[Begin DATA PROVIDED]

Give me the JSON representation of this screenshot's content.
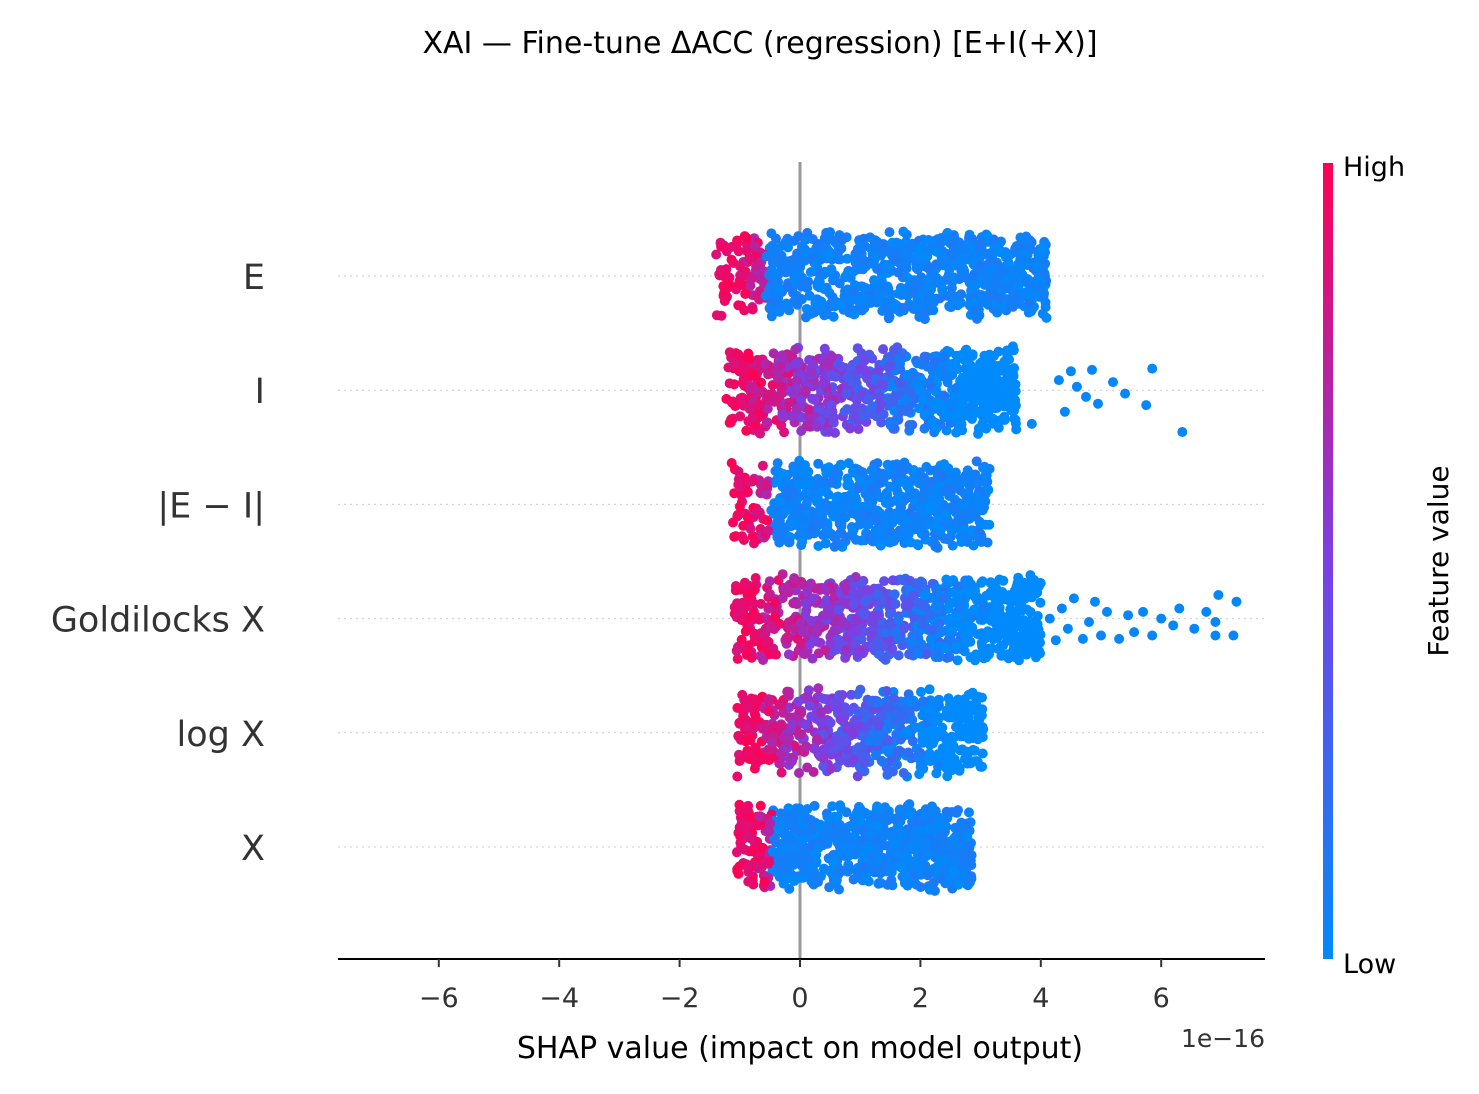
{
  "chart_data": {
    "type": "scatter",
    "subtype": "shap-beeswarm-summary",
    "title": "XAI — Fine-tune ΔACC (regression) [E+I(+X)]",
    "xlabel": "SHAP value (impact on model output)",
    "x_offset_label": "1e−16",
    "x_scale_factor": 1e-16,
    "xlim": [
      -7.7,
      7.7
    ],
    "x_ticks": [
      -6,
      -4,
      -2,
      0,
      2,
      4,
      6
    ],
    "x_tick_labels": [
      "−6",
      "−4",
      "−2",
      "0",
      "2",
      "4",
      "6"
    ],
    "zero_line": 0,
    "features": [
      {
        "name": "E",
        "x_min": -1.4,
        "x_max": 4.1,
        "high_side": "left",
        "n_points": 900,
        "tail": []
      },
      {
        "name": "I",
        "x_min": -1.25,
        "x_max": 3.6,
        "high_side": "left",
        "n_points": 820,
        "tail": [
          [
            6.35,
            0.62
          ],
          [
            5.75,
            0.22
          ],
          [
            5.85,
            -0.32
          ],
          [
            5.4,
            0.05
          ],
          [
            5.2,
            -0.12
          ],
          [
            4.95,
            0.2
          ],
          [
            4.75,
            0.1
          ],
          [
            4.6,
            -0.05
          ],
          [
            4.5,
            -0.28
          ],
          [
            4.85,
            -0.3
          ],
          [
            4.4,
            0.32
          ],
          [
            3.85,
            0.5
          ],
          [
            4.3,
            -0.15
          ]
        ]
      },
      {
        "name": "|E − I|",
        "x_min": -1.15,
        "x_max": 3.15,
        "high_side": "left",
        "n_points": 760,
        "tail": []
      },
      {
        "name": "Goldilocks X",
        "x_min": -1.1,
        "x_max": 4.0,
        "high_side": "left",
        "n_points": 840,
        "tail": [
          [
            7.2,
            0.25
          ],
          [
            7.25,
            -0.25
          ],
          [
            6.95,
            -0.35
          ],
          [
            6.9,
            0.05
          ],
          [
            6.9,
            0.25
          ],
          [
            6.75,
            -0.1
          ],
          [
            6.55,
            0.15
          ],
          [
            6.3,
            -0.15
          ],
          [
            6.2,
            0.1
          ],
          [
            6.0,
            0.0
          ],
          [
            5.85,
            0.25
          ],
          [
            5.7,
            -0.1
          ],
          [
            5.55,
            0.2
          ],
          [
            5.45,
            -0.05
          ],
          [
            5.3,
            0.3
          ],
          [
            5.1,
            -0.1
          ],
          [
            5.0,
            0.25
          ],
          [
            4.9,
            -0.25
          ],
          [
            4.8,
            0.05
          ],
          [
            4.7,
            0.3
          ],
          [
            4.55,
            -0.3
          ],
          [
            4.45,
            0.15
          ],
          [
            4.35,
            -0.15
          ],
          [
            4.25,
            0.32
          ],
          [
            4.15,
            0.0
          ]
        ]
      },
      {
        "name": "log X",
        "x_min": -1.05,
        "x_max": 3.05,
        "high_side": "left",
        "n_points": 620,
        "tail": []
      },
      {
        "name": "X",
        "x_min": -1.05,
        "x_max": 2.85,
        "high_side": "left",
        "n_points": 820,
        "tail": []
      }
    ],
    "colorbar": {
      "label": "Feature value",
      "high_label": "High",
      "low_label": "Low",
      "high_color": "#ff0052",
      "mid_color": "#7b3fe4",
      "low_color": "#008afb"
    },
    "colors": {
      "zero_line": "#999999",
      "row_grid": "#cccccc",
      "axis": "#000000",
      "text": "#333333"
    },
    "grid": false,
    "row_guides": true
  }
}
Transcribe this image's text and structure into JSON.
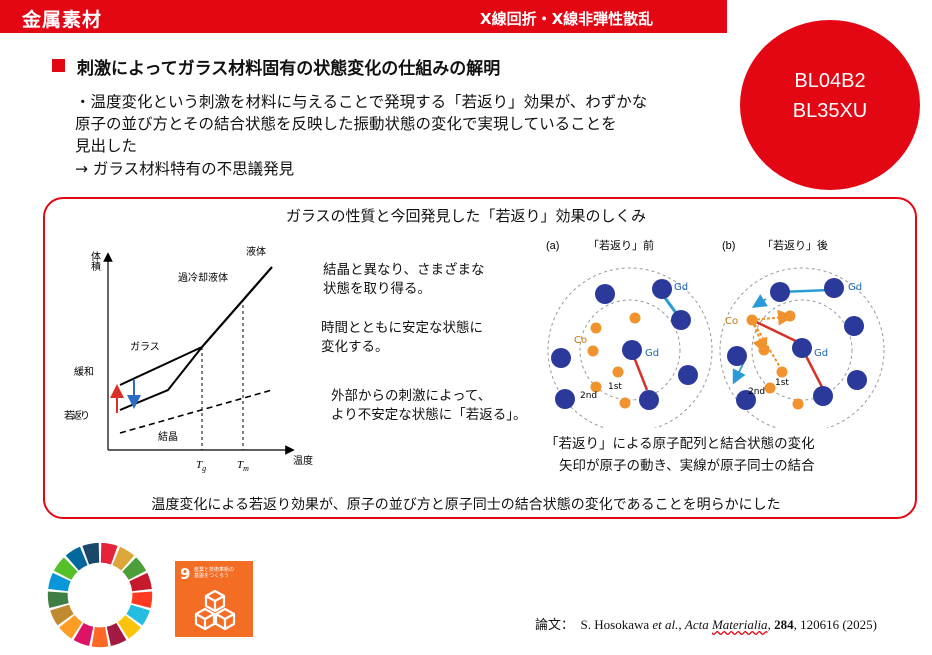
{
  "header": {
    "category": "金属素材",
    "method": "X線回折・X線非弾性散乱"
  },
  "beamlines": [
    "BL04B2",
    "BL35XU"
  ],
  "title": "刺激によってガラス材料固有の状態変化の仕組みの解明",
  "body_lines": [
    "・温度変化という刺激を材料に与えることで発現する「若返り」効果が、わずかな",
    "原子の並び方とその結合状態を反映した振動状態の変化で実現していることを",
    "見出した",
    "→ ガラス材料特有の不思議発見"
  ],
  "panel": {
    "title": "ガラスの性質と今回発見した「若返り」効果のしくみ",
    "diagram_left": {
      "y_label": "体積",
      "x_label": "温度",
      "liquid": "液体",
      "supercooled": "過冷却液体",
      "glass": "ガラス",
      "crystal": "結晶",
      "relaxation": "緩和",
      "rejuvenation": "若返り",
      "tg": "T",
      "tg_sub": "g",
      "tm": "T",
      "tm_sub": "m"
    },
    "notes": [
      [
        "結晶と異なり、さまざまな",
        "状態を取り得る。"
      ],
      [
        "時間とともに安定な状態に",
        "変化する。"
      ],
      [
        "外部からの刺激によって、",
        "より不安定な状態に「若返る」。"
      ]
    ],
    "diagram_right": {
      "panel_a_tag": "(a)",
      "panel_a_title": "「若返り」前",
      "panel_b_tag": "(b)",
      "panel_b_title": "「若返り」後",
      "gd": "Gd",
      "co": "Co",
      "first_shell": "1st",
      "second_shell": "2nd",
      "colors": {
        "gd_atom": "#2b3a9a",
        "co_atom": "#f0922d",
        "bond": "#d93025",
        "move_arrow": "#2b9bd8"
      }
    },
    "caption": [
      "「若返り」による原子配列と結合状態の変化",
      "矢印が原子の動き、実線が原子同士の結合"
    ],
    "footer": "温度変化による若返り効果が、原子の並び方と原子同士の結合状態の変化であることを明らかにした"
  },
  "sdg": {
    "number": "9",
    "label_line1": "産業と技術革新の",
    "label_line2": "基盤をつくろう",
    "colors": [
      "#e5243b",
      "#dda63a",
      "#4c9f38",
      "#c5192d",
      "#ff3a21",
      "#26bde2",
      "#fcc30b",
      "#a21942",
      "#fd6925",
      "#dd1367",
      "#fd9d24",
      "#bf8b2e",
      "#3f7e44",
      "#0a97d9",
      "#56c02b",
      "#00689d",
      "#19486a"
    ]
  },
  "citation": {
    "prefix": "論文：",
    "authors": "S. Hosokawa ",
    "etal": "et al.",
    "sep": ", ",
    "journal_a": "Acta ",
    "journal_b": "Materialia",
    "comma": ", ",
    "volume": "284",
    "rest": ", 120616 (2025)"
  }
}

[End DATA PROVIDED]

= GOAL =
Set down the records in full and exactly. Do not carry over any image.

= ANSWER FOR THIS EXERCISE =
Give me the JSON representation of this screenshot's content.
{
  "chart_data": {
    "type": "scatter",
    "subtype": "shap-beeswarm-summary",
    "title": "XAI — Fine-tune ΔACC (regression) [E+I(+X)]",
    "xlabel": "SHAP value (impact on model output)",
    "x_offset_label": "1e−16",
    "x_scale_factor": 1e-16,
    "xlim": [
      -7.7,
      7.7
    ],
    "x_ticks": [
      -6,
      -4,
      -2,
      0,
      2,
      4,
      6
    ],
    "x_tick_labels": [
      "−6",
      "−4",
      "−2",
      "0",
      "2",
      "4",
      "6"
    ],
    "zero_line": 0,
    "features": [
      {
        "name": "E",
        "x_min": -1.4,
        "x_max": 4.1,
        "high_side": "left",
        "n_points": 900,
        "tail": []
      },
      {
        "name": "I",
        "x_min": -1.25,
        "x_max": 3.6,
        "high_side": "left",
        "n_points": 820,
        "tail": [
          [
            6.35,
            0.62
          ],
          [
            5.75,
            0.22
          ],
          [
            5.85,
            -0.32
          ],
          [
            5.4,
            0.05
          ],
          [
            5.2,
            -0.12
          ],
          [
            4.95,
            0.2
          ],
          [
            4.75,
            0.1
          ],
          [
            4.6,
            -0.05
          ],
          [
            4.5,
            -0.28
          ],
          [
            4.85,
            -0.3
          ],
          [
            4.4,
            0.32
          ],
          [
            3.85,
            0.5
          ],
          [
            4.3,
            -0.15
          ]
        ]
      },
      {
        "name": "|E − I|",
        "x_min": -1.15,
        "x_max": 3.15,
        "high_side": "left",
        "n_points": 760,
        "tail": []
      },
      {
        "name": "Goldilocks X",
        "x_min": -1.1,
        "x_max": 4.0,
        "high_side": "left",
        "n_points": 840,
        "tail": [
          [
            7.2,
            0.25
          ],
          [
            7.25,
            -0.25
          ],
          [
            6.95,
            -0.35
          ],
          [
            6.9,
            0.05
          ],
          [
            6.9,
            0.25
          ],
          [
            6.75,
            -0.1
          ],
          [
            6.55,
            0.15
          ],
          [
            6.3,
            -0.15
          ],
          [
            6.2,
            0.1
          ],
          [
            6.0,
            0.0
          ],
          [
            5.85,
            0.25
          ],
          [
            5.7,
            -0.1
          ],
          [
            5.55,
            0.2
          ],
          [
            5.45,
            -0.05
          ],
          [
            5.3,
            0.3
          ],
          [
            5.1,
            -0.1
          ],
          [
            5.0,
            0.25
          ],
          [
            4.9,
            -0.25
          ],
          [
            4.8,
            0.05
          ],
          [
            4.7,
            0.3
          ],
          [
            4.55,
            -0.3
          ],
          [
            4.45,
            0.15
          ],
          [
            4.35,
            -0.15
          ],
          [
            4.25,
            0.32
          ],
          [
            4.15,
            0.0
          ]
        ]
      },
      {
        "name": "log X",
        "x_min": -1.05,
        "x_max": 3.05,
        "high_side": "left",
        "n_points": 620,
        "tail": []
      },
      {
        "name": "X",
        "x_min": -1.05,
        "x_max": 2.85,
        "high_side": "left",
        "n_points": 820,
        "tail": []
      }
    ],
    "colorbar": {
      "label": "Feature value",
      "high_label": "High",
      "low_label": "Low",
      "high_color": "#ff0052",
      "mid_color": "#7b3fe4",
      "low_color": "#008afb"
    },
    "colors": {
      "zero_line": "#999999",
      "row_grid": "#cccccc",
      "axis": "#000000",
      "text": "#333333"
    },
    "grid": false,
    "row_guides": true
  }
}
Transcribe this image's text and structure into JSON.
{
  "header": {
    "category": "金属素材",
    "method": "X線回折・X線非弾性散乱"
  },
  "beamlines": [
    "BL04B2",
    "BL35XU"
  ],
  "title": "刺激によってガラス材料固有の状態変化の仕組みの解明",
  "body_lines": [
    "・温度変化という刺激を材料に与えることで発現する「若返り」効果が、わずかな",
    "原子の並び方とその結合状態を反映した振動状態の変化で実現していることを",
    "見出した",
    "→ ガラス材料特有の不思議発見"
  ],
  "panel": {
    "title": "ガラスの性質と今回発見した「若返り」効果のしくみ",
    "diagram_left": {
      "y_label": "体積",
      "x_label": "温度",
      "liquid": "液体",
      "supercooled": "過冷却液体",
      "glass": "ガラス",
      "crystal": "結晶",
      "relaxation": "緩和",
      "rejuvenation": "若返り",
      "tg": "T",
      "tg_sub": "g",
      "tm": "T",
      "tm_sub": "m"
    },
    "notes": [
      [
        "結晶と異なり、さまざまな",
        "状態を取り得る。"
      ],
      [
        "時間とともに安定な状態に",
        "変化する。"
      ],
      [
        "外部からの刺激によって、",
        "より不安定な状態に「若返る」。"
      ]
    ],
    "diagram_right": {
      "panel_a_tag": "(a)",
      "panel_a_title": "「若返り」前",
      "panel_b_tag": "(b)",
      "panel_b_title": "「若返り」後",
      "gd": "Gd",
      "co": "Co",
      "first_shell": "1st",
      "second_shell": "2nd",
      "colors": {
        "gd_atom": "#2b3a9a",
        "co_atom": "#f0922d",
        "bond": "#d93025",
        "move_arrow": "#2b9bd8"
      }
    },
    "caption": [
      "「若返り」による原子配列と結合状態の変化",
      "矢印が原子の動き、実線が原子同士の結合"
    ],
    "footer": "温度変化による若返り効果が、原子の並び方と原子同士の結合状態の変化であることを明らかにした"
  },
  "sdg": {
    "number": "9",
    "label_line1": "産業と技術革新の",
    "label_line2": "基盤をつくろう",
    "colors": [
      "#e5243b",
      "#dda63a",
      "#4c9f38",
      "#c5192d",
      "#ff3a21",
      "#26bde2",
      "#fcc30b",
      "#a21942",
      "#fd6925",
      "#dd1367",
      "#fd9d24",
      "#bf8b2e",
      "#3f7e44",
      "#0a97d9",
      "#56c02b",
      "#00689d",
      "#19486a"
    ]
  },
  "citation": {
    "prefix": "論文：",
    "authors": "S. Hosokawa ",
    "etal": "et al.",
    "sep": ", ",
    "journal_a": "Acta ",
    "journal_b": "Materialia",
    "comma": ", ",
    "volume": "284",
    "rest": ", 120616 (2025)"
  }
}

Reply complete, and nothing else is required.